**INSTRUCTIONS FOR THE TASK:**
Go through the entries one line at a time, and gather every line that has the word "title".
* START RECORDS TO USE *
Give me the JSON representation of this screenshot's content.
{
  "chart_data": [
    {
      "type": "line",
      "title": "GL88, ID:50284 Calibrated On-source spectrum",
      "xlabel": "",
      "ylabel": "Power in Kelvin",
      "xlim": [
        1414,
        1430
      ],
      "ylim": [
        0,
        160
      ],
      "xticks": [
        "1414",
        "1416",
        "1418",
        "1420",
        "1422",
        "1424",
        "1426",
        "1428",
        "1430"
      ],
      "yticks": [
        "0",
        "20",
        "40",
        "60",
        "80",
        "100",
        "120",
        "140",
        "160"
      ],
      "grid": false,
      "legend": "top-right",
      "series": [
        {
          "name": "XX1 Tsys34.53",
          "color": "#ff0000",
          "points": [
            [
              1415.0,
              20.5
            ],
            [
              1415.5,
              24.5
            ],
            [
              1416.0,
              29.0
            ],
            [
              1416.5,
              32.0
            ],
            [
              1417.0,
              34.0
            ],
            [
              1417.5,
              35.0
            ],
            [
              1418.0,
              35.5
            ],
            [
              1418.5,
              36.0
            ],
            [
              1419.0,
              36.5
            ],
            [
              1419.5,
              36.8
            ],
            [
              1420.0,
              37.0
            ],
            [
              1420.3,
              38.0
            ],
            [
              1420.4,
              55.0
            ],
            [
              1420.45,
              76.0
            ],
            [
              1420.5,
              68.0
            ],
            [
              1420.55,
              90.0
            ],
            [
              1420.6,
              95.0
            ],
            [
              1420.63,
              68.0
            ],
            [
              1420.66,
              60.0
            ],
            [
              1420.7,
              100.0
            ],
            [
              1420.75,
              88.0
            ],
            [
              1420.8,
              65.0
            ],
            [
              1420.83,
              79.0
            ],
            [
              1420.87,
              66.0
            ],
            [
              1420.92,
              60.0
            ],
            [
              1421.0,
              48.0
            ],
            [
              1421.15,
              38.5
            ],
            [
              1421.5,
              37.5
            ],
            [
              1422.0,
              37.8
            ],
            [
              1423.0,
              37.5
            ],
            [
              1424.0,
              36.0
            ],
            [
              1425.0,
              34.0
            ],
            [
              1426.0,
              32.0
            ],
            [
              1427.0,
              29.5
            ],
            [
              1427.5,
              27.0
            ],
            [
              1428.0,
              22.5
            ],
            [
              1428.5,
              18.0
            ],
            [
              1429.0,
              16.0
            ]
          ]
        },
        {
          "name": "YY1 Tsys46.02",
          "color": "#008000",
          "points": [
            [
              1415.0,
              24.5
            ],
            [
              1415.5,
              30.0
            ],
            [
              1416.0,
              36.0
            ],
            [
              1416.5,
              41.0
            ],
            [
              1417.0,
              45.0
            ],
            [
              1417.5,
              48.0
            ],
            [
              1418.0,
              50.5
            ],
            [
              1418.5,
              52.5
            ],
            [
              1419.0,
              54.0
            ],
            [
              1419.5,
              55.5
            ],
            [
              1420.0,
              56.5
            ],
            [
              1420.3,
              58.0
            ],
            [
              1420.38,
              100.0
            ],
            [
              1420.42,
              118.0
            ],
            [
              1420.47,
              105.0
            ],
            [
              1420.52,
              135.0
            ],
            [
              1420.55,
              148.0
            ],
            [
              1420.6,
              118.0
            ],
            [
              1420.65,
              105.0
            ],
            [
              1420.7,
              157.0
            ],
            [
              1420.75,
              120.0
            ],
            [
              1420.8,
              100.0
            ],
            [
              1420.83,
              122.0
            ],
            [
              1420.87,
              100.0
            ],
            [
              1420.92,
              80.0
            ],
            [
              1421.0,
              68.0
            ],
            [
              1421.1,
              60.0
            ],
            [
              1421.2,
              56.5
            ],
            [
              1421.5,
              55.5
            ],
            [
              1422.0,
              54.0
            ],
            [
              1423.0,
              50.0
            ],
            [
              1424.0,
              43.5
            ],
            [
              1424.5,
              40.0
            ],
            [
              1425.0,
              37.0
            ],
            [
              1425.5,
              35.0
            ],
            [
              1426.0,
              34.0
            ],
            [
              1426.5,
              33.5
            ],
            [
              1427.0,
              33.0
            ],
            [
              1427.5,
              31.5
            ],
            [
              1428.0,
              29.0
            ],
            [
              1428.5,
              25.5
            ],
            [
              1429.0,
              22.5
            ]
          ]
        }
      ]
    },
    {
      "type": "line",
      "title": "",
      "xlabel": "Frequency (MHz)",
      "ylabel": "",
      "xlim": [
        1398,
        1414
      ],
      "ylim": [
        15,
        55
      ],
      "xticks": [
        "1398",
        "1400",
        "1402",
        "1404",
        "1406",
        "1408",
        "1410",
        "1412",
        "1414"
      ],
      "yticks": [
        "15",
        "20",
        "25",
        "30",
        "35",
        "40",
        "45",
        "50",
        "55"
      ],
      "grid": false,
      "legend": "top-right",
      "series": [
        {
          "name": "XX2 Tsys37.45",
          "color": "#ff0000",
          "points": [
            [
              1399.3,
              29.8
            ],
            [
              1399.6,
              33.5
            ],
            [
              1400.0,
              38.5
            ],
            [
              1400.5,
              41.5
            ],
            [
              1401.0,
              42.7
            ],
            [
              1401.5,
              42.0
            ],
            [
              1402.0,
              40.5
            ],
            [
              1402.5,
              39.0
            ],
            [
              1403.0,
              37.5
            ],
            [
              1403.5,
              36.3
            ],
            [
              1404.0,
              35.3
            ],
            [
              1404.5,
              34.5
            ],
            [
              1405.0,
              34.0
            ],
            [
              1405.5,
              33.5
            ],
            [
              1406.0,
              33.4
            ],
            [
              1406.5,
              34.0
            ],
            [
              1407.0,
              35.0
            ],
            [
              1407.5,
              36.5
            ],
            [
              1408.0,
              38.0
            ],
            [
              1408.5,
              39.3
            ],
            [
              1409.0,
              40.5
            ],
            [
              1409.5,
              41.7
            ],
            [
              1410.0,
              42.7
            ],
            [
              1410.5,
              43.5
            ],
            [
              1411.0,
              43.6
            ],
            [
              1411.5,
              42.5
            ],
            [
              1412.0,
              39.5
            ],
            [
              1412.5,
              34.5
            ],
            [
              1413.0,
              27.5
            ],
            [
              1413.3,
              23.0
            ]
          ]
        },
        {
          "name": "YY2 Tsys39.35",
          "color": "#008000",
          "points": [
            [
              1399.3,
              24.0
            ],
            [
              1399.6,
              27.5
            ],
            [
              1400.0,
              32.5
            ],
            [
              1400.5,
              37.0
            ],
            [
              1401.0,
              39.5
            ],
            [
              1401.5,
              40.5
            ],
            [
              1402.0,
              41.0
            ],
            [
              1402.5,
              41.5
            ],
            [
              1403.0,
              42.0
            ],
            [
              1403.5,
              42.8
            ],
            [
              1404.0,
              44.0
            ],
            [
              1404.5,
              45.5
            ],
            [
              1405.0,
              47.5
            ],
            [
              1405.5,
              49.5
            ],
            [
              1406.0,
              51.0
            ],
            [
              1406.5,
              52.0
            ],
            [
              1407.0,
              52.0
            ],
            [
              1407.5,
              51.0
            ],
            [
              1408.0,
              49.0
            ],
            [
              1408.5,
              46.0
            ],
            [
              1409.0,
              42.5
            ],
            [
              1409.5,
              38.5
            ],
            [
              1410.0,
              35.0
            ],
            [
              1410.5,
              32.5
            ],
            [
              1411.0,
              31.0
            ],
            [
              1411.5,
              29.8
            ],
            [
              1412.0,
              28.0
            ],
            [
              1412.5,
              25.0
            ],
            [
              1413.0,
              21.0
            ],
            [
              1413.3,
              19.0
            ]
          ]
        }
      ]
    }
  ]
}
* END RECORDS TO USE *
**CORRECT RESPONSE:**
      "title": "GL88, ID:50284 Calibrated On-source spectrum",
      "title": "",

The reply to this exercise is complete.